Data supplied:
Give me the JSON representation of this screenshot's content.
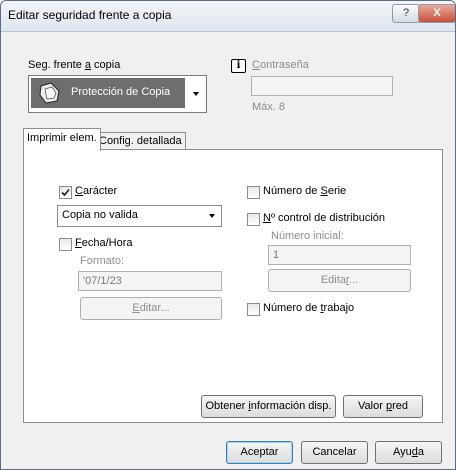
{
  "window": {
    "title": "Editar seguridad frente a copia",
    "help_label": "?",
    "close_label": "X"
  },
  "copy_guard": {
    "label_pre": "Seg. frente ",
    "label_key": "a",
    "label_post": " copia",
    "selected_value": "Protección de Copia"
  },
  "password": {
    "info_icon": "i",
    "label_key": "C",
    "label_post": "ontraseña",
    "value": "",
    "max_hint": "Máx. 8"
  },
  "tabs": [
    {
      "label": "Imprimir elem."
    },
    {
      "label": "Config. detallada"
    }
  ],
  "print_items": {
    "character": {
      "checked": true,
      "label_key": "C",
      "label_post": "arácter",
      "dropdown_value": "Copia no valida"
    },
    "datetime": {
      "checked": false,
      "label_key": "F",
      "label_post": "echa/Hora",
      "format_label": "Formato:",
      "format_value": "'07/1/23",
      "edit_key": "E",
      "edit_post": "ditar..."
    },
    "serial": {
      "checked": false,
      "label_pre": "Número de ",
      "label_key": "S",
      "label_post": "erie"
    },
    "distribution": {
      "checked": false,
      "label_key": "N",
      "label_post": "º control de distribución",
      "initial_label": "Número inicial:",
      "initial_value": "1",
      "edit_pre": "Edita",
      "edit_key": "r",
      "edit_post": "..."
    },
    "job": {
      "checked": false,
      "label_pre": "Número de ",
      "label_key": "t",
      "label_post": "rabajo"
    }
  },
  "panel_buttons": {
    "info_pre": "Obtener ",
    "info_key": "i",
    "info_post": "nformación disp.",
    "default_pre": "Valor ",
    "default_key": "p",
    "default_post": "red"
  },
  "footer": {
    "ok": "Aceptar",
    "cancel": "Cancelar",
    "help_pre": "Ayu",
    "help_key": "d",
    "help_post": "a"
  }
}
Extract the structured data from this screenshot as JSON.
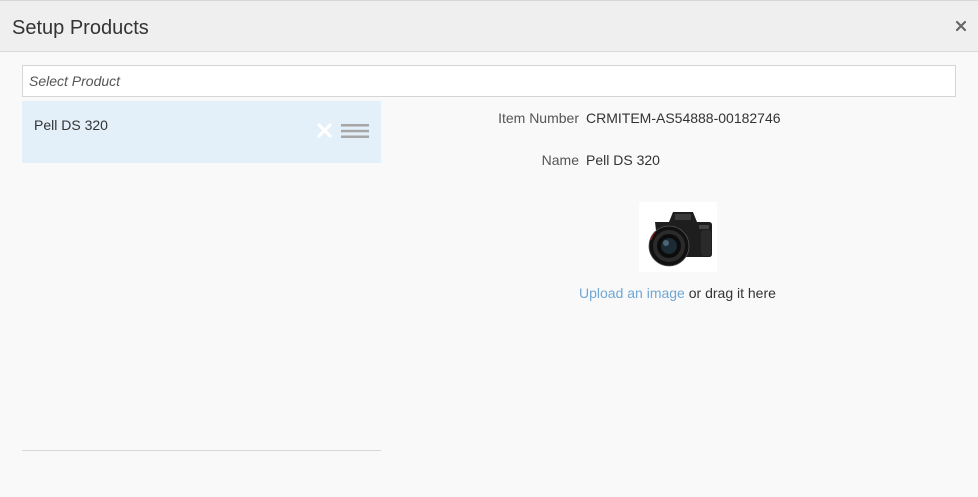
{
  "dialog": {
    "title": "Setup Products",
    "close_label": "×"
  },
  "search": {
    "placeholder": "Select Product",
    "value": ""
  },
  "products": [
    {
      "name": "Pell DS 320",
      "selected": true
    }
  ],
  "details": {
    "item_number_label": "Item Number",
    "item_number_value": "CRMITEM-AS54888-00182746",
    "name_label": "Name",
    "name_value": "Pell DS 320"
  },
  "image": {
    "icon": "camera-photo",
    "upload_link": "Upload an image",
    "upload_suffix": " or drag it here"
  },
  "colors": {
    "header_bg": "#efefef",
    "selected_row_bg": "#e3eff9",
    "link": "#6fa7d6"
  }
}
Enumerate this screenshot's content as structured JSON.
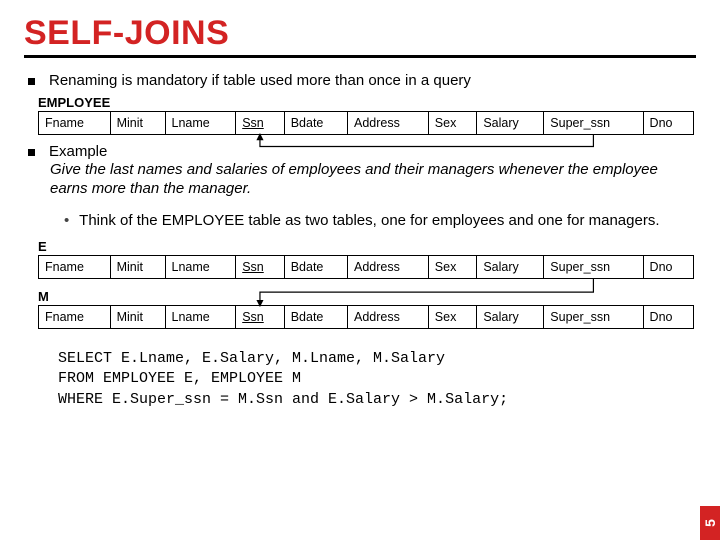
{
  "title": "SELF-JOINS",
  "bullet1": "Renaming is mandatory if table used more than once in a query",
  "labels": {
    "employee": "EMPLOYEE",
    "e": "E",
    "m": "M"
  },
  "cols": {
    "fname": "Fname",
    "minit": "Minit",
    "lname": "Lname",
    "ssn": "Ssn",
    "bdate": "Bdate",
    "address": "Address",
    "sex": "Sex",
    "salary": "Salary",
    "super_ssn": "Super_ssn",
    "dno": "Dno"
  },
  "example_head": "Example",
  "example_body": "Give the last names and salaries of employees and their managers whenever the employee earns more than the manager.",
  "sub": "Think of the EMPLOYEE table as two tables, one for employees and one for managers.",
  "sql": {
    "l1": "SELECT E.Lname, E.Salary, M.Lname, M.Salary",
    "l2": "FROM EMPLOYEE E, EMPLOYEE M",
    "l3": "WHERE E.Super_ssn = M.Ssn and E.Salary > M.Salary;"
  },
  "pagenum": "5"
}
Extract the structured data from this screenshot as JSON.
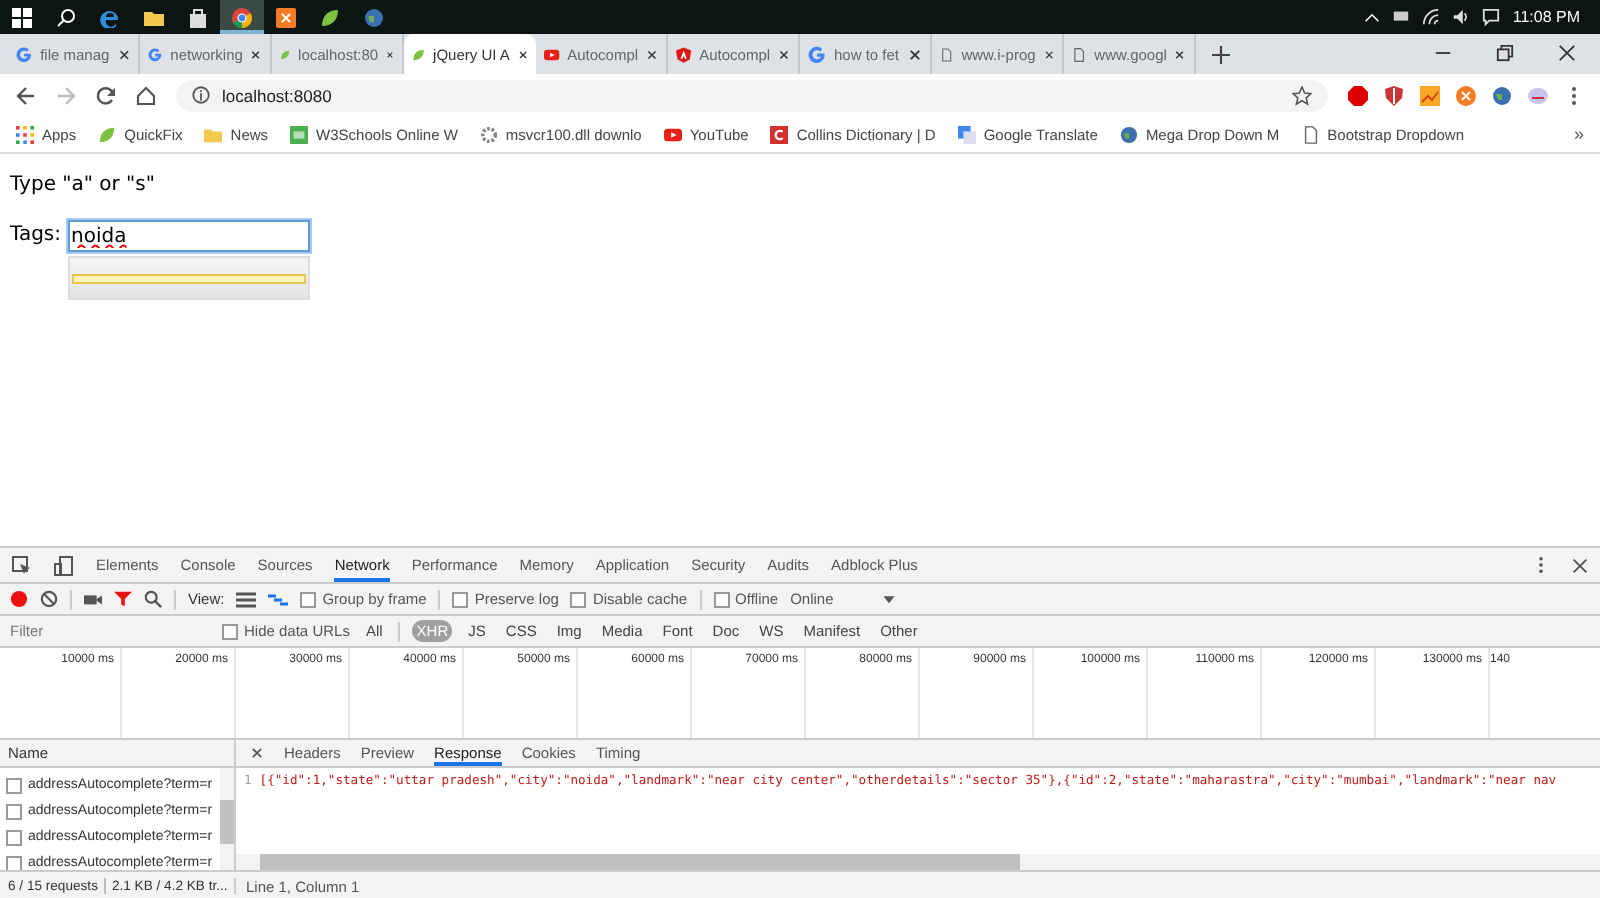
{
  "taskbar": {
    "apps": [
      {
        "kind": "start",
        "selected": false
      },
      {
        "kind": "search",
        "selected": false
      },
      {
        "kind": "edge",
        "selected": false
      },
      {
        "kind": "folder",
        "selected": false
      },
      {
        "kind": "store",
        "selected": false
      },
      {
        "kind": "chrome",
        "selected": true
      },
      {
        "kind": "xampp",
        "selected": false
      },
      {
        "kind": "leaf",
        "selected": false
      },
      {
        "kind": "globe",
        "selected": false
      }
    ],
    "clock": "11:08 PM"
  },
  "browser_tabs": [
    {
      "title": "file manag",
      "kind": "google",
      "selected": false
    },
    {
      "title": "networking",
      "kind": "google",
      "selected": false
    },
    {
      "title": "localhost:80",
      "kind": "leaf",
      "selected": false
    },
    {
      "title": "jQuery UI A",
      "kind": "leaf",
      "selected": true
    },
    {
      "title": "Autocompl",
      "kind": "youtube",
      "selected": false
    },
    {
      "title": "Autocompl",
      "kind": "angular",
      "selected": false
    },
    {
      "title": "how to fet",
      "kind": "google",
      "selected": false
    },
    {
      "title": "www.i-prog",
      "kind": "page",
      "selected": false
    },
    {
      "title": "www.googl",
      "kind": "page",
      "selected": false
    }
  ],
  "address_bar": {
    "value": "localhost:8080"
  },
  "bookmarks": [
    {
      "label": "Apps",
      "kind": "grid"
    },
    {
      "label": "QuickFix",
      "kind": "leaf"
    },
    {
      "label": "News",
      "kind": "folder"
    },
    {
      "label": "W3Schools Online W",
      "kind": "w3"
    },
    {
      "label": "msvcr100.dll downlo",
      "kind": "gear"
    },
    {
      "label": "YouTube",
      "kind": "youtube"
    },
    {
      "label": "Collins Dictionary | D",
      "kind": "collins"
    },
    {
      "label": "Google Translate",
      "kind": "translate"
    },
    {
      "label": "Mega Drop Down M",
      "kind": "globe"
    },
    {
      "label": "Bootstrap Dropdown",
      "kind": "page"
    }
  ],
  "bookmarks_more": "»",
  "page": {
    "heading": "Type \"a\" or \"s\"",
    "tags_label": "Tags:",
    "tags_value": "noida"
  },
  "devtools": {
    "tabs": [
      {
        "label": "Elements",
        "selected": false
      },
      {
        "label": "Console",
        "selected": false
      },
      {
        "label": "Sources",
        "selected": false
      },
      {
        "label": "Network",
        "selected": true
      },
      {
        "label": "Performance",
        "selected": false
      },
      {
        "label": "Memory",
        "selected": false
      },
      {
        "label": "Application",
        "selected": false
      },
      {
        "label": "Security",
        "selected": false
      },
      {
        "label": "Audits",
        "selected": false
      },
      {
        "label": "Adblock Plus",
        "selected": false
      }
    ],
    "toolbar": {
      "view_label": "View:",
      "checks": [
        {
          "label": "Group by frame",
          "checked": false
        },
        {
          "label": "Preserve log",
          "checked": false
        },
        {
          "label": "Disable cache",
          "checked": false
        },
        {
          "label": "Offline",
          "checked": false
        }
      ],
      "throttle": "Online"
    },
    "filter": {
      "placeholder": "Filter",
      "hide_data_urls": {
        "label": "Hide data URLs",
        "checked": false
      },
      "types": [
        {
          "label": "All",
          "selected": false
        },
        {
          "label": "XHR",
          "selected": true
        },
        {
          "label": "JS",
          "selected": false
        },
        {
          "label": "CSS",
          "selected": false
        },
        {
          "label": "Img",
          "selected": false
        },
        {
          "label": "Media",
          "selected": false
        },
        {
          "label": "Font",
          "selected": false
        },
        {
          "label": "Doc",
          "selected": false
        },
        {
          "label": "WS",
          "selected": false
        },
        {
          "label": "Manifest",
          "selected": false
        },
        {
          "label": "Other",
          "selected": false
        }
      ]
    },
    "timeline_ticks": [
      "10000 ms",
      "20000 ms",
      "30000 ms",
      "40000 ms",
      "50000 ms",
      "60000 ms",
      "70000 ms",
      "80000 ms",
      "90000 ms",
      "100000 ms",
      "110000 ms",
      "120000 ms",
      "130000 ms",
      "140"
    ],
    "requests": {
      "header": "Name",
      "rows": [
        {
          "name": "addressAutocomplete?term=r",
          "checked": false
        },
        {
          "name": "addressAutocomplete?term=r",
          "checked": false
        },
        {
          "name": "addressAutocomplete?term=r",
          "checked": false
        },
        {
          "name": "addressAutocomplete?term=r",
          "checked": false
        }
      ]
    },
    "detail_tabs": [
      {
        "label": "Headers",
        "selected": false
      },
      {
        "label": "Preview",
        "selected": false
      },
      {
        "label": "Response",
        "selected": true
      },
      {
        "label": "Cookies",
        "selected": false
      },
      {
        "label": "Timing",
        "selected": false
      }
    ],
    "response": {
      "line_number": "1",
      "text": "[{\"id\":1,\"state\":\"uttar pradesh\",\"city\":\"noida\",\"landmark\":\"near city center\",\"otherdetails\":\"sector 35\"},{\"id\":2,\"state\":\"maharastra\",\"city\":\"mumbai\",\"landmark\":\"near nav"
    },
    "status": {
      "requests": "6 / 15 requests",
      "transferred": "2.1 KB / 4.2 KB tr...",
      "cursor": "Line 1, Column 1"
    }
  }
}
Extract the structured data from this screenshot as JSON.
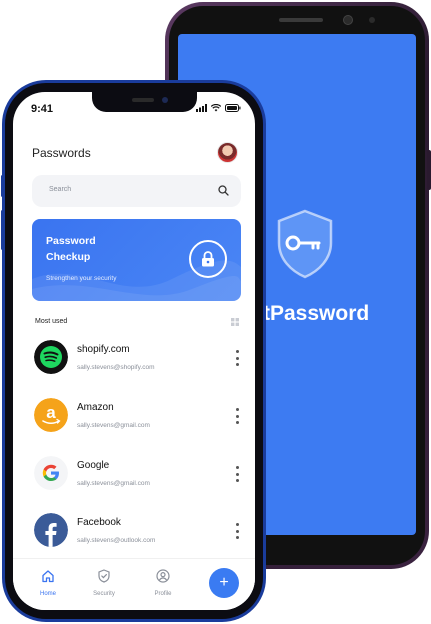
{
  "back_phone": {
    "brand_text": "tPassword"
  },
  "status_bar": {
    "time": "9:41"
  },
  "header": {
    "title": "Passwords"
  },
  "search": {
    "placeholder": "Search"
  },
  "checkup_card": {
    "title": "Password Checkup",
    "subtitle": "Strengthen your security"
  },
  "most_used": {
    "label": "Most used",
    "items": [
      {
        "name": "shopify.com",
        "email": "sally.stevens@shopify.com",
        "icon": "spotify-logo-icon"
      },
      {
        "name": "Amazon",
        "email": "sally.stevens@gmail.com",
        "icon": "amazon-logo-icon"
      },
      {
        "name": "Google",
        "email": "sally.stevens@gmail.com",
        "icon": "google-logo-icon"
      },
      {
        "name": "Facebook",
        "email": "sally.stevens@outlook.com",
        "icon": "facebook-logo-icon"
      }
    ]
  },
  "tabbar": {
    "home": "Home",
    "security": "Security",
    "profile": "Profile",
    "add": "+"
  },
  "colors": {
    "accent": "#3a74f0",
    "back_screen": "#3d7bf2",
    "front_frame": "#1a3c9c"
  }
}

Exercise details:
From the entries, report each line that includes the word "sally".

Output for this task:
        "email": "sally.stevens@shopify.com",
        "email": "sally.stevens@gmail.com",
        "email": "sally.stevens@gmail.com",
        "email": "sally.stevens@outlook.com",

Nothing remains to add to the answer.